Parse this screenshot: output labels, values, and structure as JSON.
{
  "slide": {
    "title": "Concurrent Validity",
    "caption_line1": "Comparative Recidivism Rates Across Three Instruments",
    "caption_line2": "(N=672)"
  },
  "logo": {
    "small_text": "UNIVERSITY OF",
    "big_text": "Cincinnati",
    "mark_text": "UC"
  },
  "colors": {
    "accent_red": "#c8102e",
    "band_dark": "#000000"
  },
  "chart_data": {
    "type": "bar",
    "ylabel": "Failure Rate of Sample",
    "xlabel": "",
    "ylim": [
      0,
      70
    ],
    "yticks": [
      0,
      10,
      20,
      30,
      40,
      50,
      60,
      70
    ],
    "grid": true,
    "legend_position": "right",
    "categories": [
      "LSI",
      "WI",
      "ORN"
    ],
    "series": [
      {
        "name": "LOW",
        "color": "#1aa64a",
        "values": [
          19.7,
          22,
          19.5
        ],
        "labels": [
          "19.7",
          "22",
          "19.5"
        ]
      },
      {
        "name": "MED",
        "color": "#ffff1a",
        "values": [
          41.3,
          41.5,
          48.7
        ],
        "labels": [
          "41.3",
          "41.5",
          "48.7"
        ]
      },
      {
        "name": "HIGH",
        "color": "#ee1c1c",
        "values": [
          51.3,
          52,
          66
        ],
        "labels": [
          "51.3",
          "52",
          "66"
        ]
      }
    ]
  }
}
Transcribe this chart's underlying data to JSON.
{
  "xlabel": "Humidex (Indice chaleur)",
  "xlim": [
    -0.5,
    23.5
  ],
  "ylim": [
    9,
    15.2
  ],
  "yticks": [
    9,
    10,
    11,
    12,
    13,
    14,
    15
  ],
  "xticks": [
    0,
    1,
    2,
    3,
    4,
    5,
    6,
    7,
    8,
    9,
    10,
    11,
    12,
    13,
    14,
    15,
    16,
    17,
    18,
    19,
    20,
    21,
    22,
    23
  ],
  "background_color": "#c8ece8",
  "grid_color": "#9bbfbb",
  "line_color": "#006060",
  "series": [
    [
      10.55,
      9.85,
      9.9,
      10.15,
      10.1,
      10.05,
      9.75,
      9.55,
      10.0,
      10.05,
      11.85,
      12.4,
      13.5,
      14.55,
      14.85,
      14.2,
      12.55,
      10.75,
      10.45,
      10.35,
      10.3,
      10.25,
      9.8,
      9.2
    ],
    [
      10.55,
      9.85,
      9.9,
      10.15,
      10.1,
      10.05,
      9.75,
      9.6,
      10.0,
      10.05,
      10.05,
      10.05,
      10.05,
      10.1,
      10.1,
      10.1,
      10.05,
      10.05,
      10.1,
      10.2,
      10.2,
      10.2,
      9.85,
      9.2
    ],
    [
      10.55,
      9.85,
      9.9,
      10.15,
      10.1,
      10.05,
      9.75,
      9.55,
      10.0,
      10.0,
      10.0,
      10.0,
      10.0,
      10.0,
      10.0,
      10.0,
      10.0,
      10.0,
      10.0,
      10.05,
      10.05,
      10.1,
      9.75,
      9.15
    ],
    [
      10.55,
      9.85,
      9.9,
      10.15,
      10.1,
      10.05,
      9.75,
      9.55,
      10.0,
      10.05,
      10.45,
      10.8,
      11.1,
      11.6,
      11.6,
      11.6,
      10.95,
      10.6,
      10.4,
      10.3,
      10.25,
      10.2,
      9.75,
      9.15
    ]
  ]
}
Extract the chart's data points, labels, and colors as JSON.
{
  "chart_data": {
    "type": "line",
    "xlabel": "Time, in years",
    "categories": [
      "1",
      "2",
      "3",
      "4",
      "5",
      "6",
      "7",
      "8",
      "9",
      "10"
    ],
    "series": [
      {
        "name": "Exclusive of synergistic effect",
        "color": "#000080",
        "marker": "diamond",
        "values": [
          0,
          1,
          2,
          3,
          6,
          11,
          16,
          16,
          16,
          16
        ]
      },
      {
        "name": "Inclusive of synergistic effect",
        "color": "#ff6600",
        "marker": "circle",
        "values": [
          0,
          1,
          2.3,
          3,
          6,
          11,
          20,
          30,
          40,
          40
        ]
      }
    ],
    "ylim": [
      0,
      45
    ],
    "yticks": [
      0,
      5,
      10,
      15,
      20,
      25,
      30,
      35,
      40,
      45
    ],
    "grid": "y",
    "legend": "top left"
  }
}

**WHAT TO WORK ON**
Gather each line holding the string "synergistic".

**THE SOLUTION**
        "name": "Exclusive of synergistic effect",
        "name": "Inclusive of synergistic effect",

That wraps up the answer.